→ WORK TO COMPLETE:
Copy every line in the records below that contains the word "Configuration".

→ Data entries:
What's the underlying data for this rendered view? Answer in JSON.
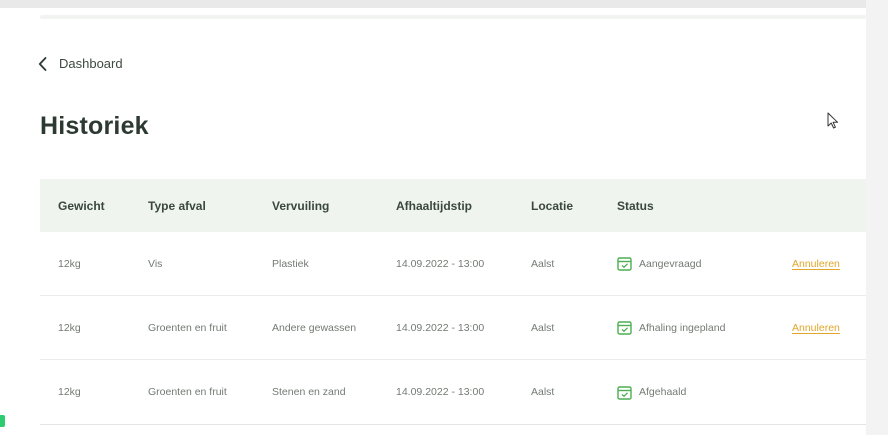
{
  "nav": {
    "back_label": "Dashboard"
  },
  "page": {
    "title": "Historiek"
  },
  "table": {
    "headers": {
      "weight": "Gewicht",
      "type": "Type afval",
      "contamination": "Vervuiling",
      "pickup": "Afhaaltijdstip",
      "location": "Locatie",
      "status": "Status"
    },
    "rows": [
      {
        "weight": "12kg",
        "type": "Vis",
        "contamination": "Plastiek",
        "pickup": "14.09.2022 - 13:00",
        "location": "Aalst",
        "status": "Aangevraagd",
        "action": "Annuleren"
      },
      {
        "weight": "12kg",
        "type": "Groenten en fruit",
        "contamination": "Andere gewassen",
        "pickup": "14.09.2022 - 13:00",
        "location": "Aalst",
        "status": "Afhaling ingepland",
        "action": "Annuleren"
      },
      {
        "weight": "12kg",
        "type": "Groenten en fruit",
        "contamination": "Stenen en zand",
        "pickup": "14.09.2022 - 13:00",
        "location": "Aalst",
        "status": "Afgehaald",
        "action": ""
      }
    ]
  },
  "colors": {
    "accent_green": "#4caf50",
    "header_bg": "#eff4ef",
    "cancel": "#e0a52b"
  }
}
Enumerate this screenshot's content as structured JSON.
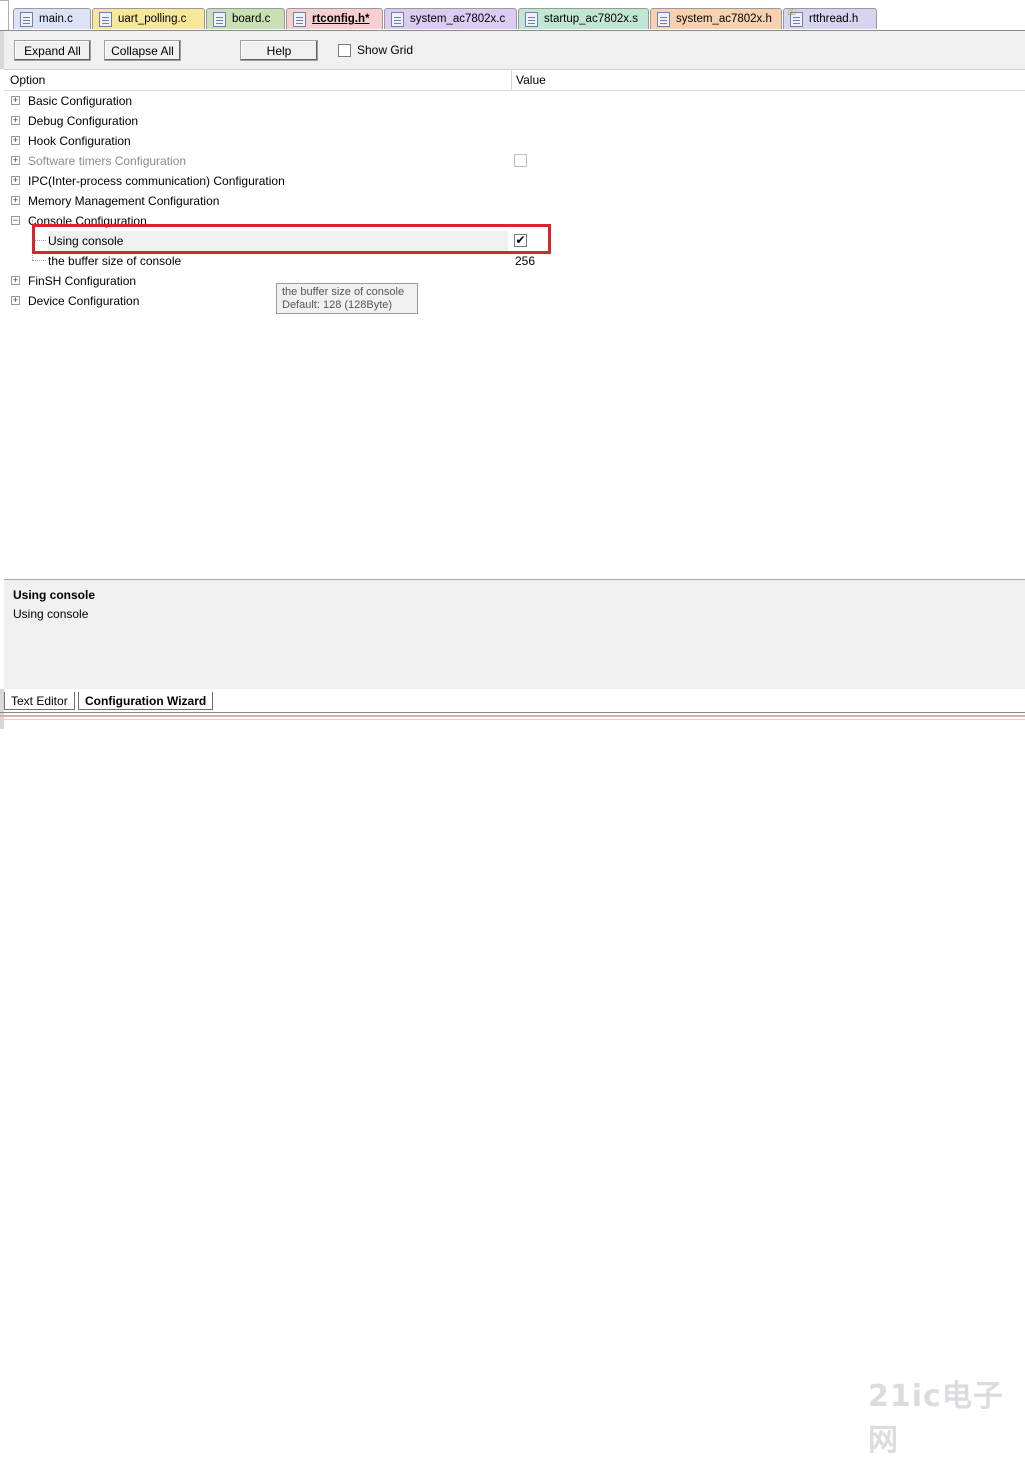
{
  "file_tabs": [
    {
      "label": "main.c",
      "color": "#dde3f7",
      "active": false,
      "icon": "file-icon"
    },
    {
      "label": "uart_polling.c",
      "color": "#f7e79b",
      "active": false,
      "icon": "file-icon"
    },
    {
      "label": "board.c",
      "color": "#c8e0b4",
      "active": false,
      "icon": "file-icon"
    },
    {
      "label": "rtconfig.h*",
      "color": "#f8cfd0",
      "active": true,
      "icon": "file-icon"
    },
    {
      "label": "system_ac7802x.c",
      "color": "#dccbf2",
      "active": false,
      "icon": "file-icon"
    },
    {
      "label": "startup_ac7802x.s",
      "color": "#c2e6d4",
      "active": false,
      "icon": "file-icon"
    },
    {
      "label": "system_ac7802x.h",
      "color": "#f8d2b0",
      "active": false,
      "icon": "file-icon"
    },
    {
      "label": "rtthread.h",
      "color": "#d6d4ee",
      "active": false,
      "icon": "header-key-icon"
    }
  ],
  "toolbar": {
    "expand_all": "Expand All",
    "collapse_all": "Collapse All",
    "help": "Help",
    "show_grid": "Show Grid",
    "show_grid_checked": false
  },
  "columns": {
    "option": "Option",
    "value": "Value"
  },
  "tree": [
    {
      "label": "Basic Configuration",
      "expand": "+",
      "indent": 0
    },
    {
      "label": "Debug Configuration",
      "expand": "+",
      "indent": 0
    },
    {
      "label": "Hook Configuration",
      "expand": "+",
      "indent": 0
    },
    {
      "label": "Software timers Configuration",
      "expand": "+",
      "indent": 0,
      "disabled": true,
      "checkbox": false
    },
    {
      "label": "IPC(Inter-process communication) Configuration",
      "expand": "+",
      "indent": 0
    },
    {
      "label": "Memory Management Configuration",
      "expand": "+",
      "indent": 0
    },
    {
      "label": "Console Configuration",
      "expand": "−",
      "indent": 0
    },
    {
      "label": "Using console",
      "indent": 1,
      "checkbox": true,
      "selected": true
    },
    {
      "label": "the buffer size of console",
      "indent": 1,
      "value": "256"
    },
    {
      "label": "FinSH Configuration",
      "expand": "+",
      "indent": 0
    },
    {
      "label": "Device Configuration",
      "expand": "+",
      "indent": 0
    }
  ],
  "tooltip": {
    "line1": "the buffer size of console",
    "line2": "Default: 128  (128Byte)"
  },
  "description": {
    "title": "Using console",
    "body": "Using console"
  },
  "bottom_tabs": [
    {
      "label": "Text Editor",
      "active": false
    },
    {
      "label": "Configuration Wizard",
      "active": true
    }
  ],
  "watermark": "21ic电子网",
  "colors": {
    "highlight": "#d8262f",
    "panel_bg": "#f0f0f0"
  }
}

→ THE SOLUTION:
      "label": "Basic Configuration",
      "label": "Debug Configuration",
      "label": "Hook Configuration",
      "label": "Software timers Configuration",
      "label": "IPC(Inter-process communication) Configuration",
      "label": "Memory Management Configuration",
      "label": "Console Configuration",
      "label": "FinSH Configuration",
      "label": "Device Configuration",
      "label": "Configuration Wizard",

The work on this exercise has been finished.